(Figure record listings)
══════

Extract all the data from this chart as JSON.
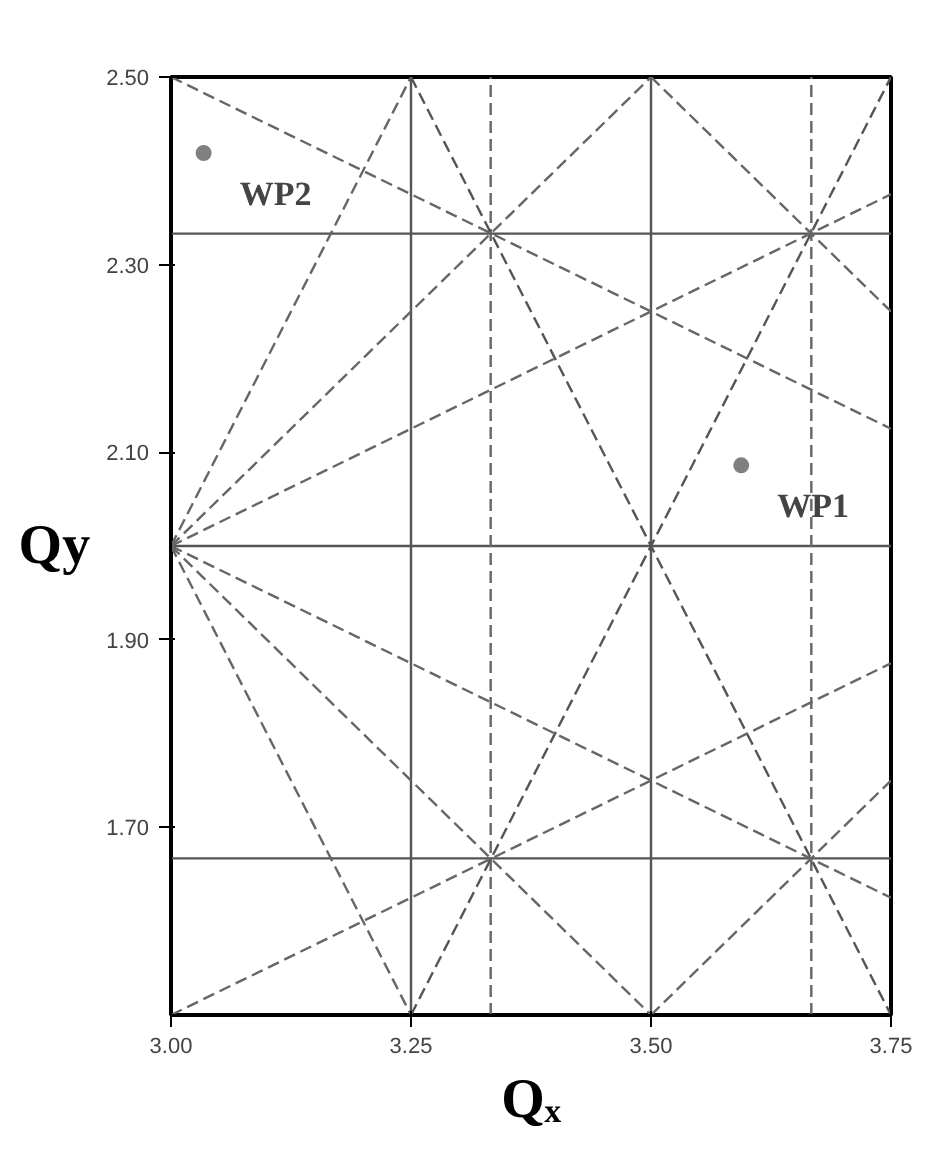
{
  "chart_data": {
    "type": "line",
    "xlabel": "Qₓ",
    "ylabel": "Qy",
    "xlim": [
      3.0,
      3.75
    ],
    "ylim": [
      1.5,
      2.5
    ],
    "xticks": [
      {
        "value": 3.0,
        "label": "3.00"
      },
      {
        "value": 3.25,
        "label": "3.25"
      },
      {
        "value": 3.5,
        "label": "3.50"
      },
      {
        "value": 3.75,
        "label": "3.75"
      }
    ],
    "yticks": [
      {
        "value": 1.7,
        "label": "1.70"
      },
      {
        "value": 1.9,
        "label": "1.90"
      },
      {
        "value": 2.1,
        "label": "2.10"
      },
      {
        "value": 2.3,
        "label": "2.30"
      },
      {
        "value": 2.5,
        "label": "2.50"
      }
    ],
    "grid": false,
    "marker": "none",
    "series": [
      {
        "color": "#555555",
        "line_style": "solid",
        "x": [
          3.0,
          3.75
        ],
        "values": [
          2.0,
          2.0
        ]
      },
      {
        "color": "#555555",
        "line_style": "solid",
        "x": [
          3.0,
          3.75
        ],
        "values": [
          2.333,
          2.333
        ]
      },
      {
        "color": "#555555",
        "line_style": "solid",
        "x": [
          3.0,
          3.75
        ],
        "values": [
          1.667,
          1.667
        ]
      },
      {
        "color": "#555555",
        "line_style": "solid",
        "x": [
          3.25,
          3.25
        ],
        "values": [
          1.5,
          2.5
        ]
      },
      {
        "color": "#555555",
        "line_style": "solid",
        "x": [
          3.5,
          3.5
        ],
        "values": [
          1.5,
          2.5
        ]
      },
      {
        "color": "#666666",
        "line_style": "dashed",
        "x": [
          3.333,
          3.333
        ],
        "values": [
          1.5,
          2.5
        ]
      },
      {
        "color": "#666666",
        "line_style": "dashed",
        "x": [
          3.667,
          3.667
        ],
        "values": [
          1.5,
          2.5
        ]
      },
      {
        "color": "#666666",
        "line_style": "dashed",
        "x": [
          3.0,
          3.25
        ],
        "values": [
          2.0,
          2.5
        ]
      },
      {
        "color": "#666666",
        "line_style": "dashed",
        "x": [
          3.0,
          3.5
        ],
        "values": [
          2.0,
          2.5
        ]
      },
      {
        "color": "#666666",
        "line_style": "dashed",
        "x": [
          3.0,
          3.75
        ],
        "values": [
          2.0,
          2.375
        ]
      },
      {
        "color": "#666666",
        "line_style": "dashed",
        "x": [
          3.0,
          3.25
        ],
        "values": [
          2.0,
          1.5
        ]
      },
      {
        "color": "#666666",
        "line_style": "dashed",
        "x": [
          3.0,
          3.5
        ],
        "values": [
          2.0,
          1.5
        ]
      },
      {
        "color": "#666666",
        "line_style": "dashed",
        "x": [
          3.0,
          3.75
        ],
        "values": [
          2.0,
          1.625
        ]
      },
      {
        "color": "#666666",
        "line_style": "dashed",
        "x": [
          3.0,
          3.75
        ],
        "values": [
          2.5,
          2.125
        ]
      },
      {
        "color": "#666666",
        "line_style": "dashed",
        "x": [
          3.0,
          3.75
        ],
        "values": [
          1.5,
          1.875
        ]
      },
      {
        "color": "#555555",
        "line_style": "dashed",
        "x": [
          3.25,
          3.75
        ],
        "values": [
          2.5,
          1.5
        ]
      },
      {
        "color": "#555555",
        "line_style": "dashed",
        "x": [
          3.25,
          3.75
        ],
        "values": [
          1.5,
          2.5
        ]
      },
      {
        "color": "#666666",
        "line_style": "dashed",
        "x": [
          3.5,
          3.75
        ],
        "values": [
          2.5,
          2.25
        ]
      },
      {
        "color": "#666666",
        "line_style": "dashed",
        "x": [
          3.5,
          3.75
        ],
        "values": [
          1.5,
          1.75
        ]
      },
      {
        "type": "scatter",
        "marker": "circle",
        "color": "#808080",
        "x": [
          3.594,
          3.034
        ],
        "values": [
          2.086,
          2.419
        ]
      }
    ],
    "annotations": [
      {
        "text": "WP1",
        "x": 3.594,
        "y": 2.086
      },
      {
        "text": "WP2",
        "x": 3.034,
        "y": 2.419
      }
    ]
  }
}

══════

→ TASK TO CARRY OUT
Transcribe every line in the entries above, taking out only the images.

→ TASK RESULT
Extract all the data from this chart as JSON.
{
  "chart_data": {
    "type": "line",
    "xlabel": "Qₓ",
    "ylabel": "Qy",
    "xlim": [
      3.0,
      3.75
    ],
    "ylim": [
      1.5,
      2.5
    ],
    "xticks": [
      {
        "value": 3.0,
        "label": "3.00"
      },
      {
        "value": 3.25,
        "label": "3.25"
      },
      {
        "value": 3.5,
        "label": "3.50"
      },
      {
        "value": 3.75,
        "label": "3.75"
      }
    ],
    "yticks": [
      {
        "value": 1.7,
        "label": "1.70"
      },
      {
        "value": 1.9,
        "label": "1.90"
      },
      {
        "value": 2.1,
        "label": "2.10"
      },
      {
        "value": 2.3,
        "label": "2.30"
      },
      {
        "value": 2.5,
        "label": "2.50"
      }
    ],
    "grid": false,
    "marker": "none",
    "series": [
      {
        "color": "#555555",
        "line_style": "solid",
        "x": [
          3.0,
          3.75
        ],
        "values": [
          2.0,
          2.0
        ]
      },
      {
        "color": "#555555",
        "line_style": "solid",
        "x": [
          3.0,
          3.75
        ],
        "values": [
          2.333,
          2.333
        ]
      },
      {
        "color": "#555555",
        "line_style": "solid",
        "x": [
          3.0,
          3.75
        ],
        "values": [
          1.667,
          1.667
        ]
      },
      {
        "color": "#555555",
        "line_style": "solid",
        "x": [
          3.25,
          3.25
        ],
        "values": [
          1.5,
          2.5
        ]
      },
      {
        "color": "#555555",
        "line_style": "solid",
        "x": [
          3.5,
          3.5
        ],
        "values": [
          1.5,
          2.5
        ]
      },
      {
        "color": "#666666",
        "line_style": "dashed",
        "x": [
          3.333,
          3.333
        ],
        "values": [
          1.5,
          2.5
        ]
      },
      {
        "color": "#666666",
        "line_style": "dashed",
        "x": [
          3.667,
          3.667
        ],
        "values": [
          1.5,
          2.5
        ]
      },
      {
        "color": "#666666",
        "line_style": "dashed",
        "x": [
          3.0,
          3.25
        ],
        "values": [
          2.0,
          2.5
        ]
      },
      {
        "color": "#666666",
        "line_style": "dashed",
        "x": [
          3.0,
          3.5
        ],
        "values": [
          2.0,
          2.5
        ]
      },
      {
        "color": "#666666",
        "line_style": "dashed",
        "x": [
          3.0,
          3.75
        ],
        "values": [
          2.0,
          2.375
        ]
      },
      {
        "color": "#666666",
        "line_style": "dashed",
        "x": [
          3.0,
          3.25
        ],
        "values": [
          2.0,
          1.5
        ]
      },
      {
        "color": "#666666",
        "line_style": "dashed",
        "x": [
          3.0,
          3.5
        ],
        "values": [
          2.0,
          1.5
        ]
      },
      {
        "color": "#666666",
        "line_style": "dashed",
        "x": [
          3.0,
          3.75
        ],
        "values": [
          2.0,
          1.625
        ]
      },
      {
        "color": "#666666",
        "line_style": "dashed",
        "x": [
          3.0,
          3.75
        ],
        "values": [
          2.5,
          2.125
        ]
      },
      {
        "color": "#666666",
        "line_style": "dashed",
        "x": [
          3.0,
          3.75
        ],
        "values": [
          1.5,
          1.875
        ]
      },
      {
        "color": "#555555",
        "line_style": "dashed",
        "x": [
          3.25,
          3.75
        ],
        "values": [
          2.5,
          1.5
        ]
      },
      {
        "color": "#555555",
        "line_style": "dashed",
        "x": [
          3.25,
          3.75
        ],
        "values": [
          1.5,
          2.5
        ]
      },
      {
        "color": "#666666",
        "line_style": "dashed",
        "x": [
          3.5,
          3.75
        ],
        "values": [
          2.5,
          2.25
        ]
      },
      {
        "color": "#666666",
        "line_style": "dashed",
        "x": [
          3.5,
          3.75
        ],
        "values": [
          1.5,
          1.75
        ]
      },
      {
        "type": "scatter",
        "marker": "circle",
        "color": "#808080",
        "x": [
          3.594,
          3.034
        ],
        "values": [
          2.086,
          2.419
        ]
      }
    ],
    "annotations": [
      {
        "text": "WP1",
        "x": 3.594,
        "y": 2.086
      },
      {
        "text": "WP2",
        "x": 3.034,
        "y": 2.419
      }
    ]
  }
}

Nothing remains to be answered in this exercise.